A block of data:
= = = = = = =

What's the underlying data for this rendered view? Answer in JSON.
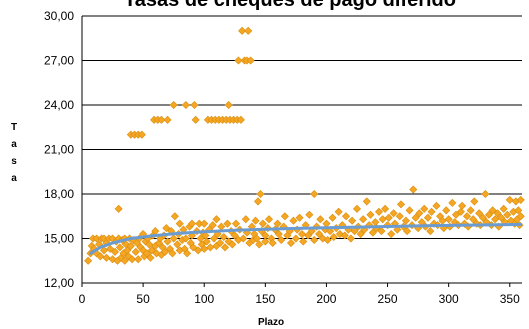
{
  "chart_data": {
    "type": "scatter",
    "title": "Tasas de cheques de pago diferido",
    "xlabel": "Plazo",
    "ylabel": "Tasa",
    "xlim": [
      0,
      360
    ],
    "ylim": [
      12,
      30
    ],
    "xticks": [
      0,
      50,
      100,
      150,
      200,
      250,
      300,
      350
    ],
    "yticks": [
      12,
      15,
      18,
      21,
      24,
      27,
      30
    ],
    "xtick_labels": [
      "0",
      "50",
      "100",
      "150",
      "200",
      "250",
      "300",
      "350"
    ],
    "ytick_labels": [
      "12,00",
      "15,00",
      "18,00",
      "21,00",
      "24,00",
      "27,00",
      "30,00"
    ],
    "grid": "horizontal",
    "legend": "none",
    "colors": {
      "points": "#f5a623",
      "point_edge": "#d98e0f",
      "trend": "#6a9bd1",
      "gridline": "#000000"
    },
    "series": [
      {
        "name": "",
        "type": "scatter",
        "points": [
          [
            5,
            13.5
          ],
          [
            7,
            14.0
          ],
          [
            8,
            14.5
          ],
          [
            9,
            15.0
          ],
          [
            10,
            14.3
          ],
          [
            12,
            14.0
          ],
          [
            12,
            15.0
          ],
          [
            14,
            14.6
          ],
          [
            15,
            13.8
          ],
          [
            16,
            15.0
          ],
          [
            18,
            14.2
          ],
          [
            18,
            15.0
          ],
          [
            20,
            14.7
          ],
          [
            20,
            13.7
          ],
          [
            22,
            15.0
          ],
          [
            23,
            14.3
          ],
          [
            25,
            13.6
          ],
          [
            25,
            15.0
          ],
          [
            27,
            14.1
          ],
          [
            28,
            14.8
          ],
          [
            29,
            13.5
          ],
          [
            30,
            15.0
          ],
          [
            30,
            17.0
          ],
          [
            31,
            14.4
          ],
          [
            32,
            13.7
          ],
          [
            33,
            14.9
          ],
          [
            34,
            14.0
          ],
          [
            35,
            15.0
          ],
          [
            35,
            13.5
          ],
          [
            36,
            14.6
          ],
          [
            37,
            14.2
          ],
          [
            38,
            13.8
          ],
          [
            39,
            15.0
          ],
          [
            40,
            14.5
          ],
          [
            40,
            22.0
          ],
          [
            41,
            13.6
          ],
          [
            42,
            14.9
          ],
          [
            43,
            22.0
          ],
          [
            44,
            14.1
          ],
          [
            45,
            14.7
          ],
          [
            46,
            22.0
          ],
          [
            46,
            13.6
          ],
          [
            47,
            15.0
          ],
          [
            48,
            14.4
          ],
          [
            49,
            22.0
          ],
          [
            50,
            14.2
          ],
          [
            50,
            15.3
          ],
          [
            51,
            13.8
          ],
          [
            52,
            14.8
          ],
          [
            53,
            14.0
          ],
          [
            54,
            15.0
          ],
          [
            55,
            14.6
          ],
          [
            56,
            13.7
          ],
          [
            57,
            14.2
          ],
          [
            58,
            15.2
          ],
          [
            59,
            23.0
          ],
          [
            60,
            14.5
          ],
          [
            60,
            15.5
          ],
          [
            61,
            14.0
          ],
          [
            62,
            23.0
          ],
          [
            63,
            14.7
          ],
          [
            64,
            15.0
          ],
          [
            65,
            23.0
          ],
          [
            65,
            13.9
          ],
          [
            66,
            14.4
          ],
          [
            67,
            15.2
          ],
          [
            68,
            14.1
          ],
          [
            69,
            15.7
          ],
          [
            70,
            14.8
          ],
          [
            70,
            23.0
          ],
          [
            72,
            14.3
          ],
          [
            73,
            15.5
          ],
          [
            74,
            14.0
          ],
          [
            75,
            15.0
          ],
          [
            75,
            24.0
          ],
          [
            76,
            16.5
          ],
          [
            78,
            14.6
          ],
          [
            79,
            15.3
          ],
          [
            80,
            14.2
          ],
          [
            80,
            16.0
          ],
          [
            82,
            14.9
          ],
          [
            83,
            15.6
          ],
          [
            84,
            14.3
          ],
          [
            85,
            24.0
          ],
          [
            85,
            15.0
          ],
          [
            86,
            14.0
          ],
          [
            88,
            15.8
          ],
          [
            89,
            14.7
          ],
          [
            90,
            15.2
          ],
          [
            90,
            16.0
          ],
          [
            91,
            14.4
          ],
          [
            92,
            24.0
          ],
          [
            93,
            23.0
          ],
          [
            94,
            15.5
          ],
          [
            95,
            14.2
          ],
          [
            96,
            16.0
          ],
          [
            97,
            15.0
          ],
          [
            98,
            14.6
          ],
          [
            99,
            15.4
          ],
          [
            100,
            16.0
          ],
          [
            100,
            14.3
          ],
          [
            101,
            15.2
          ],
          [
            102,
            14.8
          ],
          [
            103,
            23.0
          ],
          [
            104,
            15.6
          ],
          [
            105,
            14.4
          ],
          [
            106,
            23.0
          ],
          [
            107,
            15.9
          ],
          [
            108,
            15.0
          ],
          [
            109,
            23.0
          ],
          [
            110,
            14.5
          ],
          [
            110,
            16.3
          ],
          [
            111,
            15.3
          ],
          [
            112,
            23.0
          ],
          [
            113,
            14.7
          ],
          [
            114,
            15.8
          ],
          [
            115,
            23.0
          ],
          [
            116,
            15.1
          ],
          [
            117,
            14.4
          ],
          [
            118,
            23.0
          ],
          [
            119,
            16.0
          ],
          [
            120,
            24.0
          ],
          [
            120,
            14.8
          ],
          [
            121,
            23.0
          ],
          [
            122,
            15.5
          ],
          [
            123,
            14.6
          ],
          [
            124,
            23.0
          ],
          [
            125,
            15.2
          ],
          [
            126,
            16.0
          ],
          [
            127,
            23.0
          ],
          [
            128,
            27.0
          ],
          [
            128,
            14.9
          ],
          [
            129,
            15.6
          ],
          [
            130,
            23.0
          ],
          [
            131,
            29.0
          ],
          [
            132,
            15.0
          ],
          [
            133,
            27.0
          ],
          [
            134,
            16.3
          ],
          [
            135,
            27.0
          ],
          [
            135,
            15.4
          ],
          [
            136,
            29.0
          ],
          [
            137,
            14.7
          ],
          [
            138,
            27.0
          ],
          [
            139,
            15.8
          ],
          [
            140,
            14.9
          ],
          [
            141,
            15.3
          ],
          [
            142,
            16.2
          ],
          [
            143,
            15.0
          ],
          [
            144,
            17.5
          ],
          [
            145,
            14.6
          ],
          [
            146,
            18.0
          ],
          [
            147,
            15.5
          ],
          [
            148,
            16.0
          ],
          [
            150,
            15.2
          ],
          [
            150,
            14.8
          ],
          [
            152,
            15.7
          ],
          [
            153,
            16.3
          ],
          [
            155,
            15.0
          ],
          [
            156,
            14.7
          ],
          [
            158,
            15.6
          ],
          [
            160,
            16.0
          ],
          [
            161,
            15.3
          ],
          [
            163,
            14.9
          ],
          [
            165,
            15.8
          ],
          [
            166,
            16.5
          ],
          [
            168,
            15.2
          ],
          [
            170,
            15.5
          ],
          [
            171,
            14.7
          ],
          [
            173,
            16.2
          ],
          [
            175,
            15.0
          ],
          [
            176,
            15.6
          ],
          [
            178,
            16.4
          ],
          [
            180,
            15.3
          ],
          [
            181,
            14.8
          ],
          [
            183,
            15.9
          ],
          [
            185,
            15.2
          ],
          [
            186,
            16.6
          ],
          [
            188,
            15.5
          ],
          [
            190,
            18.0
          ],
          [
            190,
            14.9
          ],
          [
            192,
            15.8
          ],
          [
            194,
            15.3
          ],
          [
            195,
            16.3
          ],
          [
            197,
            15.0
          ],
          [
            199,
            15.6
          ],
          [
            200,
            16.0
          ],
          [
            201,
            14.9
          ],
          [
            203,
            15.5
          ],
          [
            205,
            16.4
          ],
          [
            206,
            15.1
          ],
          [
            208,
            15.7
          ],
          [
            210,
            16.8
          ],
          [
            211,
            15.3
          ],
          [
            213,
            15.9
          ],
          [
            215,
            15.2
          ],
          [
            216,
            16.5
          ],
          [
            218,
            15.6
          ],
          [
            220,
            15.0
          ],
          [
            221,
            16.2
          ],
          [
            223,
            15.5
          ],
          [
            225,
            17.0
          ],
          [
            226,
            15.8
          ],
          [
            228,
            15.3
          ],
          [
            230,
            16.3
          ],
          [
            231,
            15.6
          ],
          [
            233,
            17.5
          ],
          [
            235,
            15.9
          ],
          [
            236,
            16.6
          ],
          [
            238,
            15.4
          ],
          [
            240,
            16.1
          ],
          [
            241,
            15.7
          ],
          [
            243,
            16.8
          ],
          [
            245,
            15.5
          ],
          [
            246,
            16.3
          ],
          [
            248,
            17.0
          ],
          [
            250,
            15.9
          ],
          [
            251,
            16.4
          ],
          [
            253,
            15.3
          ],
          [
            255,
            16.7
          ],
          [
            256,
            16.0
          ],
          [
            258,
            15.6
          ],
          [
            260,
            16.5
          ],
          [
            261,
            17.3
          ],
          [
            263,
            15.8
          ],
          [
            265,
            16.2
          ],
          [
            266,
            15.5
          ],
          [
            268,
            16.9
          ],
          [
            270,
            15.9
          ],
          [
            271,
            18.3
          ],
          [
            273,
            16.4
          ],
          [
            275,
            15.7
          ],
          [
            276,
            16.7
          ],
          [
            278,
            16.1
          ],
          [
            280,
            17.0
          ],
          [
            281,
            15.8
          ],
          [
            283,
            16.4
          ],
          [
            285,
            15.5
          ],
          [
            286,
            16.8
          ],
          [
            288,
            16.0
          ],
          [
            290,
            17.2
          ],
          [
            291,
            15.9
          ],
          [
            293,
            16.5
          ],
          [
            295,
            16.2
          ],
          [
            296,
            15.7
          ],
          [
            298,
            16.9
          ],
          [
            300,
            16.3
          ],
          [
            301,
            15.8
          ],
          [
            303,
            17.4
          ],
          [
            305,
            16.1
          ],
          [
            306,
            16.6
          ],
          [
            308,
            15.9
          ],
          [
            310,
            16.8
          ],
          [
            311,
            17.2
          ],
          [
            313,
            16.0
          ],
          [
            315,
            16.5
          ],
          [
            316,
            15.8
          ],
          [
            318,
            16.9
          ],
          [
            320,
            16.3
          ],
          [
            321,
            17.5
          ],
          [
            323,
            16.0
          ],
          [
            325,
            16.7
          ],
          [
            326,
            15.9
          ],
          [
            328,
            16.4
          ],
          [
            330,
            18.0
          ],
          [
            331,
            16.1
          ],
          [
            333,
            16.6
          ],
          [
            335,
            15.9
          ],
          [
            336,
            16.9
          ],
          [
            338,
            16.3
          ],
          [
            340,
            16.7
          ],
          [
            341,
            15.8
          ],
          [
            343,
            16.4
          ],
          [
            345,
            17.0
          ],
          [
            346,
            16.1
          ],
          [
            348,
            16.6
          ],
          [
            350,
            17.6
          ],
          [
            351,
            16.2
          ],
          [
            353,
            16.8
          ],
          [
            354,
            16.0
          ],
          [
            355,
            17.5
          ],
          [
            356,
            16.3
          ],
          [
            357,
            16.9
          ],
          [
            358,
            15.9
          ],
          [
            359,
            16.5
          ],
          [
            359,
            17.6
          ]
        ]
      },
      {
        "name": "",
        "type": "line",
        "points": [
          [
            7,
            14.0
          ],
          [
            15,
            14.4
          ],
          [
            25,
            14.7
          ],
          [
            40,
            15.0
          ],
          [
            60,
            15.2
          ],
          [
            80,
            15.35
          ],
          [
            100,
            15.45
          ],
          [
            125,
            15.55
          ],
          [
            150,
            15.62
          ],
          [
            175,
            15.68
          ],
          [
            200,
            15.72
          ],
          [
            225,
            15.77
          ],
          [
            250,
            15.81
          ],
          [
            275,
            15.85
          ],
          [
            300,
            15.88
          ],
          [
            325,
            15.91
          ],
          [
            350,
            15.94
          ],
          [
            359,
            15.95
          ]
        ]
      }
    ]
  }
}
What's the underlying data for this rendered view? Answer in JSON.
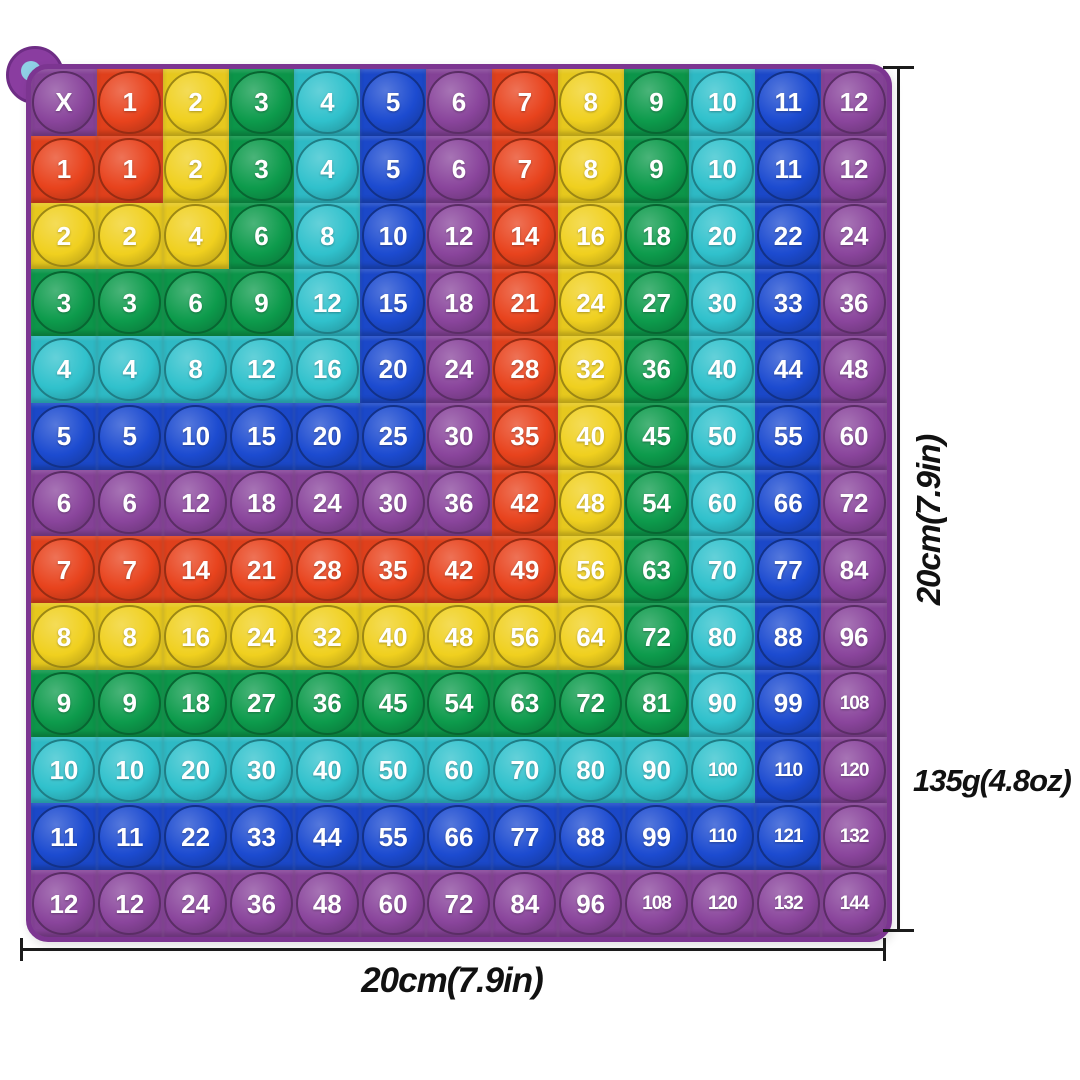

= = = = = = =

Work instructions: Using the records above, gather all lines where the string "type" is present.

Answer to the exercise:
    "type": "scatter",
        "type": "scatter",
        "type": "line",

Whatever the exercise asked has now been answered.